_What the task requires_
Repeat the material below word for word and leave out all pictures.

_Data for processing_
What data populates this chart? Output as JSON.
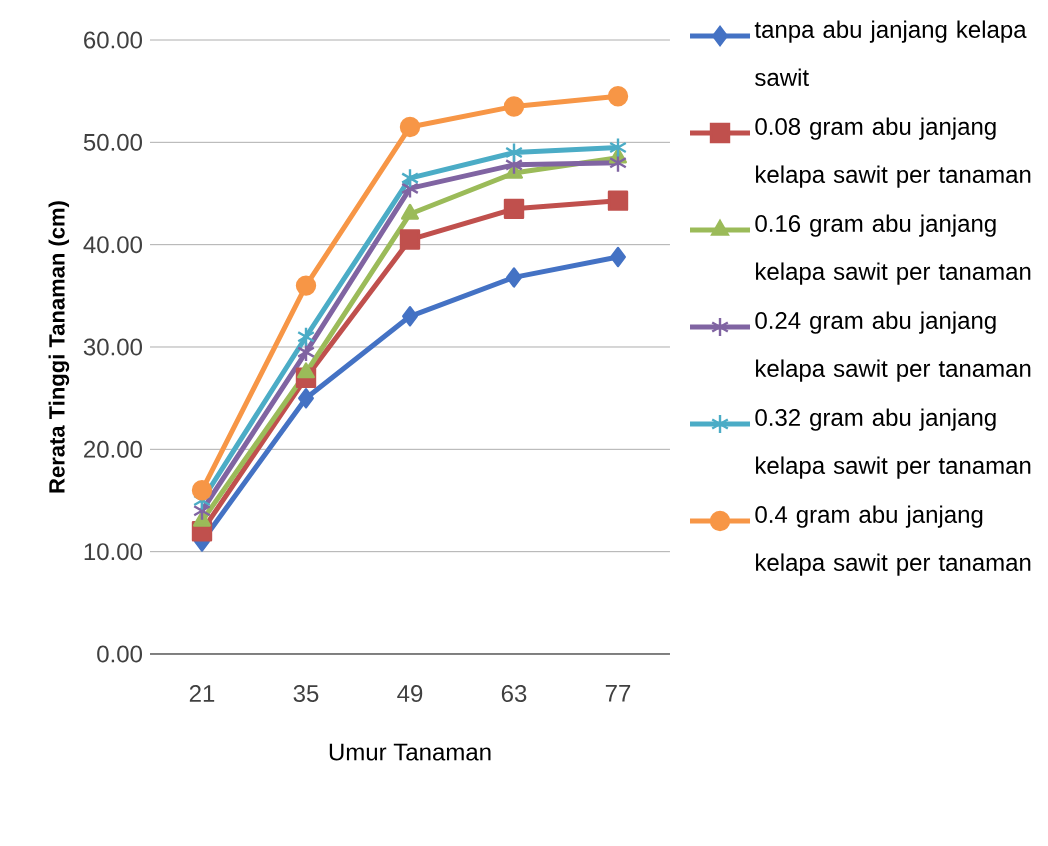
{
  "chart_data": {
    "type": "line",
    "xlabel": "Umur Tanaman",
    "ylabel": "Rerata Tinggi Tanaman (cm)",
    "categories": [
      "21",
      "35",
      "49",
      "63",
      "77"
    ],
    "series": [
      {
        "name": "tanpa abu janjang kelapa sawit",
        "color": "#4472c4",
        "marker": "diamond",
        "values": [
          11,
          25,
          33,
          36.8,
          38.8
        ]
      },
      {
        "name": "0.08 gram abu janjang kelapa sawit per tanaman",
        "color": "#c0504d",
        "marker": "square",
        "values": [
          12,
          27,
          40.5,
          43.5,
          44.3
        ]
      },
      {
        "name": "0.16 gram abu janjang kelapa sawit per tanaman",
        "color": "#9bbb59",
        "marker": "triangle",
        "values": [
          13,
          27.5,
          43,
          47,
          48.5
        ]
      },
      {
        "name": "0.24 gram abu janjang kelapa sawit per tanaman",
        "color": "#8064a2",
        "marker": "cross",
        "values": [
          14,
          29.5,
          45.5,
          47.8,
          48
        ]
      },
      {
        "name": "0.32 gram abu janjang kelapa sawit per tanaman",
        "color": "#4bacc6",
        "marker": "cross",
        "values": [
          15,
          31,
          46.5,
          49,
          49.5
        ]
      },
      {
        "name": "0.4 gram abu janjang kelapa sawit per tanaman",
        "color": "#f79646",
        "marker": "circle",
        "values": [
          16,
          36,
          51.5,
          53.5,
          54.5
        ]
      }
    ],
    "ylim": [
      0,
      60
    ],
    "yticks": [
      {
        "value": 0,
        "label": "0.00"
      },
      {
        "value": 10,
        "label": "10.00"
      },
      {
        "value": 20,
        "label": "20.00"
      },
      {
        "value": 30,
        "label": "30.00"
      },
      {
        "value": 40,
        "label": "40.00"
      },
      {
        "value": 50,
        "label": "50.00"
      },
      {
        "value": 60,
        "label": "60.00"
      }
    ],
    "grid": "y",
    "legend": "right",
    "line_style": "solid"
  }
}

_Response_
What data populates this chart? Output as JSON.
{
  "chart_data": {
    "type": "line",
    "xlabel": "Umur Tanaman",
    "ylabel": "Rerata Tinggi Tanaman (cm)",
    "categories": [
      "21",
      "35",
      "49",
      "63",
      "77"
    ],
    "series": [
      {
        "name": "tanpa abu janjang kelapa sawit",
        "color": "#4472c4",
        "marker": "diamond",
        "values": [
          11,
          25,
          33,
          36.8,
          38.8
        ]
      },
      {
        "name": "0.08 gram abu janjang kelapa sawit per tanaman",
        "color": "#c0504d",
        "marker": "square",
        "values": [
          12,
          27,
          40.5,
          43.5,
          44.3
        ]
      },
      {
        "name": "0.16 gram abu janjang kelapa sawit per tanaman",
        "color": "#9bbb59",
        "marker": "triangle",
        "values": [
          13,
          27.5,
          43,
          47,
          48.5
        ]
      },
      {
        "name": "0.24 gram abu janjang kelapa sawit per tanaman",
        "color": "#8064a2",
        "marker": "cross",
        "values": [
          14,
          29.5,
          45.5,
          47.8,
          48
        ]
      },
      {
        "name": "0.32 gram abu janjang kelapa sawit per tanaman",
        "color": "#4bacc6",
        "marker": "cross",
        "values": [
          15,
          31,
          46.5,
          49,
          49.5
        ]
      },
      {
        "name": "0.4 gram abu janjang kelapa sawit per tanaman",
        "color": "#f79646",
        "marker": "circle",
        "values": [
          16,
          36,
          51.5,
          53.5,
          54.5
        ]
      }
    ],
    "ylim": [
      0,
      60
    ],
    "yticks": [
      {
        "value": 0,
        "label": "0.00"
      },
      {
        "value": 10,
        "label": "10.00"
      },
      {
        "value": 20,
        "label": "20.00"
      },
      {
        "value": 30,
        "label": "30.00"
      },
      {
        "value": 40,
        "label": "40.00"
      },
      {
        "value": 50,
        "label": "50.00"
      },
      {
        "value": 60,
        "label": "60.00"
      }
    ],
    "grid": "y",
    "legend": "right",
    "line_style": "solid"
  }
}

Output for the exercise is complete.